## START

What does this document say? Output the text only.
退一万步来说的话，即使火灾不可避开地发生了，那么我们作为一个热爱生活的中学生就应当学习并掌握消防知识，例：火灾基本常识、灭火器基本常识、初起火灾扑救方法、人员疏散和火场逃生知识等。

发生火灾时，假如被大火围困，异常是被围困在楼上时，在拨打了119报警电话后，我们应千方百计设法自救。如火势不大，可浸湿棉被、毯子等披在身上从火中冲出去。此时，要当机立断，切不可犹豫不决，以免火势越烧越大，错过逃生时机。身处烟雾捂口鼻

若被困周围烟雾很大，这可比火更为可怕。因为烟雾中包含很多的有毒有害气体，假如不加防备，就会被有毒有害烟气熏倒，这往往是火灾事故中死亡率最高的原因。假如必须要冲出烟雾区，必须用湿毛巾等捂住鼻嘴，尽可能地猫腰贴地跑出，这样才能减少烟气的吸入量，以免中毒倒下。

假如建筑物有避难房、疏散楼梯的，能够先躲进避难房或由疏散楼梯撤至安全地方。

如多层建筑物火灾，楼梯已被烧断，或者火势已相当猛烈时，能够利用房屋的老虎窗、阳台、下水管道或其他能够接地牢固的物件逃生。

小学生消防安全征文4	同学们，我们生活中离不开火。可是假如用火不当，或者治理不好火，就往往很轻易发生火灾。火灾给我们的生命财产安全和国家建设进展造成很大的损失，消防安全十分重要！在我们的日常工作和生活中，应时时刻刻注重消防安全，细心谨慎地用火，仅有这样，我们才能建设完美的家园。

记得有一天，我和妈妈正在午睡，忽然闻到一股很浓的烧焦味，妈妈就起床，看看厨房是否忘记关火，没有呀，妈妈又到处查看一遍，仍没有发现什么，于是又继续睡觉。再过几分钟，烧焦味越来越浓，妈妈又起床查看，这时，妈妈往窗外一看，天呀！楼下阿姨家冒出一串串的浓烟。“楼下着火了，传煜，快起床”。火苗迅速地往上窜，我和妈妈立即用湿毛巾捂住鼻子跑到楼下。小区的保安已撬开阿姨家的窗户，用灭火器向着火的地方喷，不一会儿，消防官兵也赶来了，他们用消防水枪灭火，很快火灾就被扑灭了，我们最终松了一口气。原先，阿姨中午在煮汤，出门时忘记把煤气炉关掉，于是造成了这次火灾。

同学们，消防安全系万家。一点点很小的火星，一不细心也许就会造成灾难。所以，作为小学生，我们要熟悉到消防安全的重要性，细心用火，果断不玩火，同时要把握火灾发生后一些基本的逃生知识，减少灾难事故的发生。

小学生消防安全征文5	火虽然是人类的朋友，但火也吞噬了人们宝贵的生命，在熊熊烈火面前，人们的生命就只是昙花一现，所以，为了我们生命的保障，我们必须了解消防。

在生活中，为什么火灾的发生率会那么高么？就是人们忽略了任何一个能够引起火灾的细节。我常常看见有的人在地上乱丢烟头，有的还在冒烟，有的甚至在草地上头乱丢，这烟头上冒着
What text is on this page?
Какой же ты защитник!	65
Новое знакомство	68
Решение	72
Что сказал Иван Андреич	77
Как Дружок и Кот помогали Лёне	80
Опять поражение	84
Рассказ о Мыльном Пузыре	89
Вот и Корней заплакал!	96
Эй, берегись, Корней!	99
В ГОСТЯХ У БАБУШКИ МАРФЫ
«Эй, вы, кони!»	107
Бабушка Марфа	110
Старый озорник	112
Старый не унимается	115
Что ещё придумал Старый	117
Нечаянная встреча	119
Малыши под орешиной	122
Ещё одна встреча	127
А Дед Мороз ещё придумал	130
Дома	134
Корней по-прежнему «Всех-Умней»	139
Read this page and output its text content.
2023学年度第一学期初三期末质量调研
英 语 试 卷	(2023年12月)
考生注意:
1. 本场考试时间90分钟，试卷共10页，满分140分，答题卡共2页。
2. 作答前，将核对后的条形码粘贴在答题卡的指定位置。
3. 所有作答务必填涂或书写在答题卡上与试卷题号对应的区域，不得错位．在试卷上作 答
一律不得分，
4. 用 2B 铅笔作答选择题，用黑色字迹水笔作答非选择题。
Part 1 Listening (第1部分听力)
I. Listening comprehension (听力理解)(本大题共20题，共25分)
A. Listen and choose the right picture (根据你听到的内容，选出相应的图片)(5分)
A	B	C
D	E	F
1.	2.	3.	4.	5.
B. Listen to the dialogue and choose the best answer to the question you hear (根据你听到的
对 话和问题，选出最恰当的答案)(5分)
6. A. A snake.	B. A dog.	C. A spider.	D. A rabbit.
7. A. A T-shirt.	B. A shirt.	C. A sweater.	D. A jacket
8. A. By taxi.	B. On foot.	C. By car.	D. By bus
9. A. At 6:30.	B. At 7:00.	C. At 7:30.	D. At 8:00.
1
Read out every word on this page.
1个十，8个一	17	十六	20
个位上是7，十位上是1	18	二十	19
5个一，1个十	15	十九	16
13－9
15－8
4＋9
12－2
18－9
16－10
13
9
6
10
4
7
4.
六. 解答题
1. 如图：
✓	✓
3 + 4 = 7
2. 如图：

## END

#### Work to be completed:
Every line of the listing that holds "придумал" should be found and copied.

#### Result:
Что ещё придумал Старый	117
А Дед Мороз ещё придумал	130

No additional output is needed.